Data records:
========================================

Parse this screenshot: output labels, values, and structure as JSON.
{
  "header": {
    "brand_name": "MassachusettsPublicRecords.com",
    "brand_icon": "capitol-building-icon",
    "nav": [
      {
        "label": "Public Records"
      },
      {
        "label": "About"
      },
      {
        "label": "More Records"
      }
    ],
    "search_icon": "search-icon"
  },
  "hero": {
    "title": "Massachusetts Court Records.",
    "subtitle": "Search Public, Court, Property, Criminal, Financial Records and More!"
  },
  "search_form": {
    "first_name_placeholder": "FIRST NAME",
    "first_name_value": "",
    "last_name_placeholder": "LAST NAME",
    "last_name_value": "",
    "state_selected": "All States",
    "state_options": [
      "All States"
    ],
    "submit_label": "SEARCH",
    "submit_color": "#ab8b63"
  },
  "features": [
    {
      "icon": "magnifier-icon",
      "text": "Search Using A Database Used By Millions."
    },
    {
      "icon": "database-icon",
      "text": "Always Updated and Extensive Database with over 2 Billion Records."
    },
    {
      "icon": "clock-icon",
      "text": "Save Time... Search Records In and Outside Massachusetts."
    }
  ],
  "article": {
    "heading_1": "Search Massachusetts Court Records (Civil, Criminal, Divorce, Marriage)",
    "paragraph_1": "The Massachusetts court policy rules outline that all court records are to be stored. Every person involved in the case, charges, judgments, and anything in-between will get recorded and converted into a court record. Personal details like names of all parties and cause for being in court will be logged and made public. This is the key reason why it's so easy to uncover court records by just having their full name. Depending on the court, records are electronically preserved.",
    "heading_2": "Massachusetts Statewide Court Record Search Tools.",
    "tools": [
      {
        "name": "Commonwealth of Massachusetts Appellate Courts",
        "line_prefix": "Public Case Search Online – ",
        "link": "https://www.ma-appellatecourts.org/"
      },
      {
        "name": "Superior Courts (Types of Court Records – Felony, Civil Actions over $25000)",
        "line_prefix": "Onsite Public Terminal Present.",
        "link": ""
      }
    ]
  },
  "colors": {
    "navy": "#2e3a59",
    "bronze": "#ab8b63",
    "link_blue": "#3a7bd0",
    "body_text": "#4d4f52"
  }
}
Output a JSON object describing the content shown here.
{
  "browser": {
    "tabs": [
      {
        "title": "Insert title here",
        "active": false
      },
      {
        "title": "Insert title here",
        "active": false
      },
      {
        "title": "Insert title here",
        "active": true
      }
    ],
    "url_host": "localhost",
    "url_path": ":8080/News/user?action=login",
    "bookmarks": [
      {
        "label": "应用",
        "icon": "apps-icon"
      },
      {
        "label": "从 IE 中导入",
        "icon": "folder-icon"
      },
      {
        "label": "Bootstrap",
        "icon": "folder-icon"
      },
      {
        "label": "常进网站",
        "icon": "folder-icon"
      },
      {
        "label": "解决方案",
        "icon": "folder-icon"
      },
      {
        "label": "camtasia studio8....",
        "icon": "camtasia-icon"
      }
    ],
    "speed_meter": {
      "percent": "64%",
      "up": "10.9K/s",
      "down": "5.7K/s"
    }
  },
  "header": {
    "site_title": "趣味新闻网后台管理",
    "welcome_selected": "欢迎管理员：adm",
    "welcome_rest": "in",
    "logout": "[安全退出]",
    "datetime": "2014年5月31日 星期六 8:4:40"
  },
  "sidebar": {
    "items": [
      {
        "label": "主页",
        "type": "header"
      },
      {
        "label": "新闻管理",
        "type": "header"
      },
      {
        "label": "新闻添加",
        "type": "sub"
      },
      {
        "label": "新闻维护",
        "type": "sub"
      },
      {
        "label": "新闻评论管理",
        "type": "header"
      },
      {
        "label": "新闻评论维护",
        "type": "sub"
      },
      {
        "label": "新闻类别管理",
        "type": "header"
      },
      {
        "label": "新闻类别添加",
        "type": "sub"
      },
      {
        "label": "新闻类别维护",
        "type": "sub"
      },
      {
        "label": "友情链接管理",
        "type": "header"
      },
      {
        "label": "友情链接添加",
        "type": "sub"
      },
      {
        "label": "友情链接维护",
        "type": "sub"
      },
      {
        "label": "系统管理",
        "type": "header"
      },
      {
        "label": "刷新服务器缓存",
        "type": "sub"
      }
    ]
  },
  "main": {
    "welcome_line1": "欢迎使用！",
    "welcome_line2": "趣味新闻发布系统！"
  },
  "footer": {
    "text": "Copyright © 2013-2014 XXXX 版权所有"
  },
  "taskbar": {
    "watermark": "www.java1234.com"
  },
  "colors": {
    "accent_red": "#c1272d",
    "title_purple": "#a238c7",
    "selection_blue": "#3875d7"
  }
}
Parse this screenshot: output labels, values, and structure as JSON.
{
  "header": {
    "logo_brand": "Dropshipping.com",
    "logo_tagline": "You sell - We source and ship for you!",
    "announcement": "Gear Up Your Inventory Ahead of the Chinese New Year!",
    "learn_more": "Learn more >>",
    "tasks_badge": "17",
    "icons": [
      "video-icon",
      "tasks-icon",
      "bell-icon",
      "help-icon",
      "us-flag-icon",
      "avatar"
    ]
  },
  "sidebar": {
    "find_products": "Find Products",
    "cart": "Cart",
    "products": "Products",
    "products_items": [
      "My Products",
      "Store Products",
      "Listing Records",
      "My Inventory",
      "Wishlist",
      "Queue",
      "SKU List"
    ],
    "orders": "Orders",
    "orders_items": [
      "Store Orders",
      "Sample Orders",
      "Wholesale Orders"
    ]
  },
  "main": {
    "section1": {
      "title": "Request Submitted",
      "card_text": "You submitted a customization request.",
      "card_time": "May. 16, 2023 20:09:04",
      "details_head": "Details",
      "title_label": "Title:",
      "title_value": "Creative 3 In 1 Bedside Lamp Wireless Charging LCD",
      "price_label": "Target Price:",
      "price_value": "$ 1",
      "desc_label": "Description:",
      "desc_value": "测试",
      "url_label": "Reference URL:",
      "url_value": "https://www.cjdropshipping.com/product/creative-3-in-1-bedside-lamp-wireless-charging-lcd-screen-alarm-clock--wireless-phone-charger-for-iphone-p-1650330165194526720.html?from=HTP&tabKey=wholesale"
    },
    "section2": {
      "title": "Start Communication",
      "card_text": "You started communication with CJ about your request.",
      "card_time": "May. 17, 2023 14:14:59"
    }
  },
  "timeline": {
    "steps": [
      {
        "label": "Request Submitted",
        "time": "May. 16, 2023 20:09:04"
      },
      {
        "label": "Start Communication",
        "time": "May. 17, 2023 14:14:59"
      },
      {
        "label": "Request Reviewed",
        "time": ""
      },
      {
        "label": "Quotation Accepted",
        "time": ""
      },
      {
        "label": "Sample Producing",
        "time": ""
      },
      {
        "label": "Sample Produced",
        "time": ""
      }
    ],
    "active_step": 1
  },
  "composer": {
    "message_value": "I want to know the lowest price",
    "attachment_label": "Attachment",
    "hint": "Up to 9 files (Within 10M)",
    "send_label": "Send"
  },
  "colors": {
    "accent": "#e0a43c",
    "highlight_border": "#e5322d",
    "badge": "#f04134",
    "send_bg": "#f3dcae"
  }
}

========================================

__Your objective__
In this exercise, repeat all entries exactly.

__Finished task__
Parse this screenshot: output labels, values, and structure as JSON.
{
  "header": {
    "brand_name": "MassachusettsPublicRecords.com",
    "brand_icon": "capitol-building-icon",
    "nav": [
      {
        "label": "Public Records"
      },
      {
        "label": "About"
      },
      {
        "label": "More Records"
      }
    ],
    "search_icon": "search-icon"
  },
  "hero": {
    "title": "Massachusetts Court Records.",
    "subtitle": "Search Public, Court, Property, Criminal, Financial Records and More!"
  },
  "search_form": {
    "first_name_placeholder": "FIRST NAME",
    "first_name_value": "",
    "last_name_placeholder": "LAST NAME",
    "last_name_value": "",
    "state_selected": "All States",
    "state_options": [
      "All States"
    ],
    "submit_label": "SEARCH",
    "submit_color": "#ab8b63"
  },
  "features": [
    {
      "icon": "magnifier-icon",
      "text": "Search Using A Database Used By Millions."
    },
    {
      "icon": "database-icon",
      "text": "Always Updated and Extensive Database with over 2 Billion Records."
    },
    {
      "icon": "clock-icon",
      "text": "Save Time... Search Records In and Outside Massachusetts."
    }
  ],
  "article": {
    "heading_1": "Search Massachusetts Court Records (Civil, Criminal, Divorce, Marriage)",
    "paragraph_1": "The Massachusetts court policy rules outline that all court records are to be stored. Every person involved in the case, charges, judgments, and anything in-between will get recorded and converted into a court record. Personal details like names of all parties and cause for being in court will be logged and made public. This is the key reason why it's so easy to uncover court records by just having their full name. Depending on the court, records are electronically preserved.",
    "heading_2": "Massachusetts Statewide Court Record Search Tools.",
    "tools": [
      {
        "name": "Commonwealth of Massachusetts Appellate Courts",
        "line_prefix": "Public Case Search Online – ",
        "link": "https://www.ma-appellatecourts.org/"
      },
      {
        "name": "Superior Courts (Types of Court Records – Felony, Civil Actions over $25000)",
        "line_prefix": "Onsite Public Terminal Present.",
        "link": ""
      }
    ]
  },
  "colors": {
    "navy": "#2e3a59",
    "bronze": "#ab8b63",
    "link_blue": "#3a7bd0",
    "body_text": "#4d4f52"
  }
}
Output a JSON object describing the content shown here.
{
  "browser": {
    "tabs": [
      {
        "title": "Insert title here",
        "active": false
      },
      {
        "title": "Insert title here",
        "active": false
      },
      {
        "title": "Insert title here",
        "active": true
      }
    ],
    "url_host": "localhost",
    "url_path": ":8080/News/user?action=login",
    "bookmarks": [
      {
        "label": "应用",
        "icon": "apps-icon"
      },
      {
        "label": "从 IE 中导入",
        "icon": "folder-icon"
      },
      {
        "label": "Bootstrap",
        "icon": "folder-icon"
      },
      {
        "label": "常进网站",
        "icon": "folder-icon"
      },
      {
        "label": "解决方案",
        "icon": "folder-icon"
      },
      {
        "label": "camtasia studio8....",
        "icon": "camtasia-icon"
      }
    ],
    "speed_meter": {
      "percent": "64%",
      "up": "10.9K/s",
      "down": "5.7K/s"
    }
  },
  "header": {
    "site_title": "趣味新闻网后台管理",
    "welcome_selected": "欢迎管理员：adm",
    "welcome_rest": "in",
    "logout": "[安全退出]",
    "datetime": "2014年5月31日 星期六 8:4:40"
  },
  "sidebar": {
    "items": [
      {
        "label": "主页",
        "type": "header"
      },
      {
        "label": "新闻管理",
        "type": "header"
      },
      {
        "label": "新闻添加",
        "type": "sub"
      },
      {
        "label": "新闻维护",
        "type": "sub"
      },
      {
        "label": "新闻评论管理",
        "type": "header"
      },
      {
        "label": "新闻评论维护",
        "type": "sub"
      },
      {
        "label": "新闻类别管理",
        "type": "header"
      },
      {
        "label": "新闻类别添加",
        "type": "sub"
      },
      {
        "label": "新闻类别维护",
        "type": "sub"
      },
      {
        "label": "友情链接管理",
        "type": "header"
      },
      {
        "label": "友情链接添加",
        "type": "sub"
      },
      {
        "label": "友情链接维护",
        "type": "sub"
      },
      {
        "label": "系统管理",
        "type": "header"
      },
      {
        "label": "刷新服务器缓存",
        "type": "sub"
      }
    ]
  },
  "main": {
    "welcome_line1": "欢迎使用！",
    "welcome_line2": "趣味新闻发布系统！"
  },
  "footer": {
    "text": "Copyright © 2013-2014 XXXX 版权所有"
  },
  "taskbar": {
    "watermark": "www.java1234.com"
  },
  "colors": {
    "accent_red": "#c1272d",
    "title_purple": "#a238c7",
    "selection_blue": "#3875d7"
  }
}
Parse this screenshot: output labels, values, and structure as JSON.
{
  "header": {
    "logo_brand": "Dropshipping.com",
    "logo_tagline": "You sell - We source and ship for you!",
    "announcement": "Gear Up Your Inventory Ahead of the Chinese New Year!",
    "learn_more": "Learn more >>",
    "tasks_badge": "17",
    "icons": [
      "video-icon",
      "tasks-icon",
      "bell-icon",
      "help-icon",
      "us-flag-icon",
      "avatar"
    ]
  },
  "sidebar": {
    "find_products": "Find Products",
    "cart": "Cart",
    "products": "Products",
    "products_items": [
      "My Products",
      "Store Products",
      "Listing Records",
      "My Inventory",
      "Wishlist",
      "Queue",
      "SKU List"
    ],
    "orders": "Orders",
    "orders_items": [
      "Store Orders",
      "Sample Orders",
      "Wholesale Orders"
    ]
  },
  "main": {
    "section1": {
      "title": "Request Submitted",
      "card_text": "You submitted a customization request.",
      "card_time": "May. 16, 2023 20:09:04",
      "details_head": "Details",
      "title_label": "Title:",
      "title_value": "Creative 3 In 1 Bedside Lamp Wireless Charging LCD",
      "price_label": "Target Price:",
      "price_value": "$ 1",
      "desc_label": "Description:",
      "desc_value": "测试",
      "url_label": "Reference URL:",
      "url_value": "https://www.cjdropshipping.com/product/creative-3-in-1-bedside-lamp-wireless-charging-lcd-screen-alarm-clock--wireless-phone-charger-for-iphone-p-1650330165194526720.html?from=HTP&tabKey=wholesale"
    },
    "section2": {
      "title": "Start Communication",
      "card_text": "You started communication with CJ about your request.",
      "card_time": "May. 17, 2023 14:14:59"
    }
  },
  "timeline": {
    "steps": [
      {
        "label": "Request Submitted",
        "time": "May. 16, 2023 20:09:04"
      },
      {
        "label": "Start Communication",
        "time": "May. 17, 2023 14:14:59"
      },
      {
        "label": "Request Reviewed",
        "time": ""
      },
      {
        "label": "Quotation Accepted",
        "time": ""
      },
      {
        "label": "Sample Producing",
        "time": ""
      },
      {
        "label": "Sample Produced",
        "time": ""
      }
    ],
    "active_step": 1
  },
  "composer": {
    "message_value": "I want to know the lowest price",
    "attachment_label": "Attachment",
    "hint": "Up to 9 files (Within 10M)",
    "send_label": "Send"
  },
  "colors": {
    "accent": "#e0a43c",
    "highlight_border": "#e5322d",
    "badge": "#f04134",
    "send_bg": "#f3dcae"
  }
}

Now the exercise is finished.